Document segment:
++++++++++++++++++++

Hi! Like I said in my post before, that is what I do...add in canned meat. I really can't tell you how much to put in and how much kibble to take out, because I just guess at it LOL. I only put about 1 tblsp. or so (maybe 2 tblsp.) with each meal and I add in some water to mix it up. I feed twice a day and my dogs eat either 1/2 c. a day or 2/3 c. a day depending in the dog (I have 4 ranging in 18lbs. to 27lbs.). They are older and couch potatoes hahaha. As for how long the cans remain good in the fridge....I use up a can within 2-3 days (4 days at the most) with my 4 and it's always good. So, I change up the cans every 2-3 days for variety. This works for mine, but don't know if it'd be okay with yours. You'll just have to try and see. Good luck! :biggrin1:


----------



## cast71 (Sep 16, 2010)

They sell can covers to make food last longer.

pet food can covers items - Get great deals on Pet Supplies, Home Garden items on eBay.com!


----------



## StellaLucyDesi (Oct 29, 2008)

Yes, Cast, they do...I forgot about that eventhough I have a few lol. I actually got mine free from a dogfood rep! They don't cost much either...less than 2.00 most places.


----------

++++++++++++++++++++

Entries provided:
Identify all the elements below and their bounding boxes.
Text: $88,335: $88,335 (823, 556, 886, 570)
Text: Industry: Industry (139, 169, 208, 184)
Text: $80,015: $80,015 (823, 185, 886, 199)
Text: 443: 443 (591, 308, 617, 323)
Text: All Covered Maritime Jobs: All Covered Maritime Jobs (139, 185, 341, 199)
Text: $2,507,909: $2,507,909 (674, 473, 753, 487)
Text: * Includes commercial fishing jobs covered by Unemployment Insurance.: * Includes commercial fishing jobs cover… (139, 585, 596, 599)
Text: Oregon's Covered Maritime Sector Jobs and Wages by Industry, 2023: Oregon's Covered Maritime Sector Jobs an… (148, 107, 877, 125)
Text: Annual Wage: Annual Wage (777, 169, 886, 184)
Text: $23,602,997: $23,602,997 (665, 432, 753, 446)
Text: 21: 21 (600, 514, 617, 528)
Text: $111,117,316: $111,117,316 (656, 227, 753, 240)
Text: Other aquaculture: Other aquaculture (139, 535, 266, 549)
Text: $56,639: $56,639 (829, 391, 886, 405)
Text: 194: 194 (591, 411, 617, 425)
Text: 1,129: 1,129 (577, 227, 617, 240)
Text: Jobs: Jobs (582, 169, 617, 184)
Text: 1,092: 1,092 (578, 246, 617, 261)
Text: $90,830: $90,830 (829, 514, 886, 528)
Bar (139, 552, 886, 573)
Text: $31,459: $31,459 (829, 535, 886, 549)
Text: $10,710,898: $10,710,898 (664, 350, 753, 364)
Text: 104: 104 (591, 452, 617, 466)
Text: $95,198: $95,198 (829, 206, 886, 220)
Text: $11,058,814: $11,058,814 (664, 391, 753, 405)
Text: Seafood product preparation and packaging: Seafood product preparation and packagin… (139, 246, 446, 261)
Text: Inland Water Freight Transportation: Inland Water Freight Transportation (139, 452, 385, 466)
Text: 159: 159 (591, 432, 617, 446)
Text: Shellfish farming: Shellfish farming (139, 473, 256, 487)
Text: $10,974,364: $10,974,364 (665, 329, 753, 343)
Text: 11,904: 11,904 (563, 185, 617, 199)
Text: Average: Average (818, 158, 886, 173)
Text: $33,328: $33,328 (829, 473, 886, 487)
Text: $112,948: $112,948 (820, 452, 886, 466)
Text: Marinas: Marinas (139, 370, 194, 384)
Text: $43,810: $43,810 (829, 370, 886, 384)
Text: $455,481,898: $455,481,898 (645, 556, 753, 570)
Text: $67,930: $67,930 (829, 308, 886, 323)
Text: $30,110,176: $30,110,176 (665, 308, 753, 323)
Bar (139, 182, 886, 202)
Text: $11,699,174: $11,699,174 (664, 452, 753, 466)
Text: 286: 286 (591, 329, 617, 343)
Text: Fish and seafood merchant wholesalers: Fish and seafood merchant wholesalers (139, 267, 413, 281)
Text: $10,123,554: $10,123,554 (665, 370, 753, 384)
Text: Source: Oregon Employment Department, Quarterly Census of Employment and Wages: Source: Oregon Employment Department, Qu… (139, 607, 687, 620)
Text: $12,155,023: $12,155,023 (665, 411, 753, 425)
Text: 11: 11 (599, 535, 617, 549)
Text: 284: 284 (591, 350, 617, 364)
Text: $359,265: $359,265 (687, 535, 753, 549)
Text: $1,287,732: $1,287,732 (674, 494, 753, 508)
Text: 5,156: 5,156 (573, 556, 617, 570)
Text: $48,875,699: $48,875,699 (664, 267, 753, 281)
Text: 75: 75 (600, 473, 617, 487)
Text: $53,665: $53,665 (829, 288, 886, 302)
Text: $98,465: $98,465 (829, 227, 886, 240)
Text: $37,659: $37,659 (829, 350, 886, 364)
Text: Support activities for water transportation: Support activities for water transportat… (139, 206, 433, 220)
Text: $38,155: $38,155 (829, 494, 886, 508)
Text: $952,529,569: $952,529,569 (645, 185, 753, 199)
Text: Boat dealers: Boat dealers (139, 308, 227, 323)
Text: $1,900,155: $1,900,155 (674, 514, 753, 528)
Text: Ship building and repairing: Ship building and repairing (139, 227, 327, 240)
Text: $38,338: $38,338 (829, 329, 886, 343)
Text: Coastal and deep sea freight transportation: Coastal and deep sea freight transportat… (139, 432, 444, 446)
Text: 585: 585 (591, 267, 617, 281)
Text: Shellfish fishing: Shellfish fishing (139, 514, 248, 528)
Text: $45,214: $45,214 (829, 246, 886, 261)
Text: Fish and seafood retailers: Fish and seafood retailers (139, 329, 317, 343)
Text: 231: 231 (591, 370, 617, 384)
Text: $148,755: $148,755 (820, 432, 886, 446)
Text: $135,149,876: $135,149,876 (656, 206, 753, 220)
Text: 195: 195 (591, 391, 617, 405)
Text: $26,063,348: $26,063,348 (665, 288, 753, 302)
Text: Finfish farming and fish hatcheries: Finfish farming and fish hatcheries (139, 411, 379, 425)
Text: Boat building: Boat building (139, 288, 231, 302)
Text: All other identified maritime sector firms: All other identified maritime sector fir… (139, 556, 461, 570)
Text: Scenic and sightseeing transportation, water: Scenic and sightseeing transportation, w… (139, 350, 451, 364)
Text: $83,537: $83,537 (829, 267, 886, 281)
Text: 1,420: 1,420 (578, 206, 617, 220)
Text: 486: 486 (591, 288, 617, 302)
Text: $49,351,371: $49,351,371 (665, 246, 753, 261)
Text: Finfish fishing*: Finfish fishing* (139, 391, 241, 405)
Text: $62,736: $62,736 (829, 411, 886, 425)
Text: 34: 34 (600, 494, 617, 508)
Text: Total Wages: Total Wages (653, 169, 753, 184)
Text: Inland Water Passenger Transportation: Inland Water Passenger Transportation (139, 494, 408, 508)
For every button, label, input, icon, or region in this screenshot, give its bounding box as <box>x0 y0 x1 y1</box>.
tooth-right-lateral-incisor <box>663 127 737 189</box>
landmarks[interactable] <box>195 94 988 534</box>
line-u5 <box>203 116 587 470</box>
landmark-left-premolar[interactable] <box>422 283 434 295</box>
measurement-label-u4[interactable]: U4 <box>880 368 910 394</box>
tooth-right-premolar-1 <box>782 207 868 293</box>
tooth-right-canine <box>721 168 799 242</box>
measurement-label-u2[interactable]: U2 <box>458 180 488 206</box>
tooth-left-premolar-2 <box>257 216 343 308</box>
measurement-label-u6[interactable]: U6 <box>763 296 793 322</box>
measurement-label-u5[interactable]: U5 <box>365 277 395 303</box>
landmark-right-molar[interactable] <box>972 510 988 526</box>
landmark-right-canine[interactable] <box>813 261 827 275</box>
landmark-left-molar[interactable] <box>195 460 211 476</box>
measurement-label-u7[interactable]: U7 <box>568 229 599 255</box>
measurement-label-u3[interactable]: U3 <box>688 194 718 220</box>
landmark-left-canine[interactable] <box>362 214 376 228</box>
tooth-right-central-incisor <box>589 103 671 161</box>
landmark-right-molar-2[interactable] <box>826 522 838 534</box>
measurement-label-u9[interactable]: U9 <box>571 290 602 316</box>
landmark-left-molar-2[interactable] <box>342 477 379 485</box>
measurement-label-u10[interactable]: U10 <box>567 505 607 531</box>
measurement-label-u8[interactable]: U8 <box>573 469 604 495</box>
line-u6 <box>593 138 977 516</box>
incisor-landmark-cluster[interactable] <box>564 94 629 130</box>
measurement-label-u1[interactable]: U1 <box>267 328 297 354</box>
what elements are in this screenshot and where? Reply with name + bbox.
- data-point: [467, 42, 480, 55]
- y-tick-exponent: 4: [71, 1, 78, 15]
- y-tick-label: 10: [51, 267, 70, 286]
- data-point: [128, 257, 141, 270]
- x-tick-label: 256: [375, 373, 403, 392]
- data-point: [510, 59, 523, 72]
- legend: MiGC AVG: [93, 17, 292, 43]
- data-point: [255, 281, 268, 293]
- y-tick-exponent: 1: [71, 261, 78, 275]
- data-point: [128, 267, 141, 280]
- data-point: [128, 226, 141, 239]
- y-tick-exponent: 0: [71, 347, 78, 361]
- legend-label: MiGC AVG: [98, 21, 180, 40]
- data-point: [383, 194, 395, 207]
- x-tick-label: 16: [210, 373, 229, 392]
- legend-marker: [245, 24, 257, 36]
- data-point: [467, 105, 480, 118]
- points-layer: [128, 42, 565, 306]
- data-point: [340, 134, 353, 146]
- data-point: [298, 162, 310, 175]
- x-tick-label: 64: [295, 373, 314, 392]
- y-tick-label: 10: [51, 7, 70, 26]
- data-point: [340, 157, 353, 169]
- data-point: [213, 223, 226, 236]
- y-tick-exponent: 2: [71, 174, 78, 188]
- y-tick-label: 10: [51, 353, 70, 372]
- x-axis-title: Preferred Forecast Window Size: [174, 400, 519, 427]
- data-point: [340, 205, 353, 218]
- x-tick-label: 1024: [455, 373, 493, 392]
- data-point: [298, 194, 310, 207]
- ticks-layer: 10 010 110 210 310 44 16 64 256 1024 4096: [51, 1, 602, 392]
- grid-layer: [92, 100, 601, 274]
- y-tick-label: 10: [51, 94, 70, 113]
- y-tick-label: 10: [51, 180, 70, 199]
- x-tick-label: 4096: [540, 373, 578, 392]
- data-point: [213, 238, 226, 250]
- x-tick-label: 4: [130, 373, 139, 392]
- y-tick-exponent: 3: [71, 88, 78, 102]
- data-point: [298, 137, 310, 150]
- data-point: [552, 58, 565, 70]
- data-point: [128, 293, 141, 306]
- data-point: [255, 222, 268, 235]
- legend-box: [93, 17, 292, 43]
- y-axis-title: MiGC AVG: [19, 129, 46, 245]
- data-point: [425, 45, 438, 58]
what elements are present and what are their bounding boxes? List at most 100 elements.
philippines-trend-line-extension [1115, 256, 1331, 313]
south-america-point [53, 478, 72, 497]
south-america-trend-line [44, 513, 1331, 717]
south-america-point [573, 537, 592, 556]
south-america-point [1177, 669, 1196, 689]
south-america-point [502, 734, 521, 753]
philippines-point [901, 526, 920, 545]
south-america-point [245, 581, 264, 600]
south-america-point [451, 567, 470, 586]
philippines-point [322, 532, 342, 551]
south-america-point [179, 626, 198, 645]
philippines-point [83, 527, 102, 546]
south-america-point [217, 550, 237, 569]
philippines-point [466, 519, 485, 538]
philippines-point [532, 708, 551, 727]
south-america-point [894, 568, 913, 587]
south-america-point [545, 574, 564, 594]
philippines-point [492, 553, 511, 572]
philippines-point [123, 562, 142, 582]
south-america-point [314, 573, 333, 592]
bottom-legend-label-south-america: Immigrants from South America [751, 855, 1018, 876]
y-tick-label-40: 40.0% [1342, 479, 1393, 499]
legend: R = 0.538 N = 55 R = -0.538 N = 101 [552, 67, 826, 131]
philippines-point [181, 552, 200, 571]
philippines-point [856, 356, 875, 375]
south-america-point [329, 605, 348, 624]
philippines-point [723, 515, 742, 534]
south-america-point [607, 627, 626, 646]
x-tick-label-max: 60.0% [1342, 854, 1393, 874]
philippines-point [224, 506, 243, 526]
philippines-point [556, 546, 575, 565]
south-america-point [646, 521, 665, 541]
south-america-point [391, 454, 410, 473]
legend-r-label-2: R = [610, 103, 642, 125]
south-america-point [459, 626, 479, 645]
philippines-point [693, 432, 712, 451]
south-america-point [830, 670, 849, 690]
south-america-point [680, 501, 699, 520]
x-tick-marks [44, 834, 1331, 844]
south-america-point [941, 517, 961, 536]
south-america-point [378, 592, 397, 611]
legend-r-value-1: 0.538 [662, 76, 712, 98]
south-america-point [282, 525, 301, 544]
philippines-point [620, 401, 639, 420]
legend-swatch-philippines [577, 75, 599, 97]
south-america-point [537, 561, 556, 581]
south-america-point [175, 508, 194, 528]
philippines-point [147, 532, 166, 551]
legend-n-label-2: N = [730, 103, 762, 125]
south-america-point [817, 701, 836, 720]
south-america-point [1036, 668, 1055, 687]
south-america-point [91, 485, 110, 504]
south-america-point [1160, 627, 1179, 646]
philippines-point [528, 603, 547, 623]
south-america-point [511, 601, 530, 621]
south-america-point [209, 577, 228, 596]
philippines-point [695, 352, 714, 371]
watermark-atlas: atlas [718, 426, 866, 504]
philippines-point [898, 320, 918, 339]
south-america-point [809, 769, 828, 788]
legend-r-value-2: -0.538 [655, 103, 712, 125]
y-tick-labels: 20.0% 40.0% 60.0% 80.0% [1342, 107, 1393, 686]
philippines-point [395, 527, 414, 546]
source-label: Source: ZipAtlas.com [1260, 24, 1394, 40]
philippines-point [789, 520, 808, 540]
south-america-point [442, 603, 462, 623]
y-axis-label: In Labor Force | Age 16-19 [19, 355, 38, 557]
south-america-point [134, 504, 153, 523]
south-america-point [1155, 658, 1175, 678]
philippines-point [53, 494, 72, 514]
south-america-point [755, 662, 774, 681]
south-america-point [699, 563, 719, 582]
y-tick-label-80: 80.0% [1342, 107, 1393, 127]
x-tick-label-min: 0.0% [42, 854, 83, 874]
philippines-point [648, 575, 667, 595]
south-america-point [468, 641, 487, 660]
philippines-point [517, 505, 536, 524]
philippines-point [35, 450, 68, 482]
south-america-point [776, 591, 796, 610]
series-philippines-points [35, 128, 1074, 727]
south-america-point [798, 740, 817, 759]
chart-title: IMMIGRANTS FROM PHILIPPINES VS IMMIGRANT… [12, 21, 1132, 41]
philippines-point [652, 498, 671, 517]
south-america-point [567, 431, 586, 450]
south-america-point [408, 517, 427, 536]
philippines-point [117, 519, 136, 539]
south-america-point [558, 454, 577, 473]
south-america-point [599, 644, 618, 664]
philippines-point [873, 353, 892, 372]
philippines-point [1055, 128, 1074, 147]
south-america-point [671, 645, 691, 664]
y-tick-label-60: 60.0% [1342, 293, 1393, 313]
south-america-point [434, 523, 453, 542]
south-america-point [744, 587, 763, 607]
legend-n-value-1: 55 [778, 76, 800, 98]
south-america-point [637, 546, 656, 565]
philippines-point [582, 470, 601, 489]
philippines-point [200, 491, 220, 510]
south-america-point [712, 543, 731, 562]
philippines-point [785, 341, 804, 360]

++++++++++++++++++++

Set task:
Duplicate part of the dog-feeding thread word for word: begin at the words "Yes, Cast, they" and stop after "2.00 most places.". The items have no connection to the dog-feeding thread.

Solution:
Yes, Cast, they do...I forgot about that eventhough I have a few lol. I actually got mine free from a dogfood rep! They don't cost much either...less than 2.00 most places.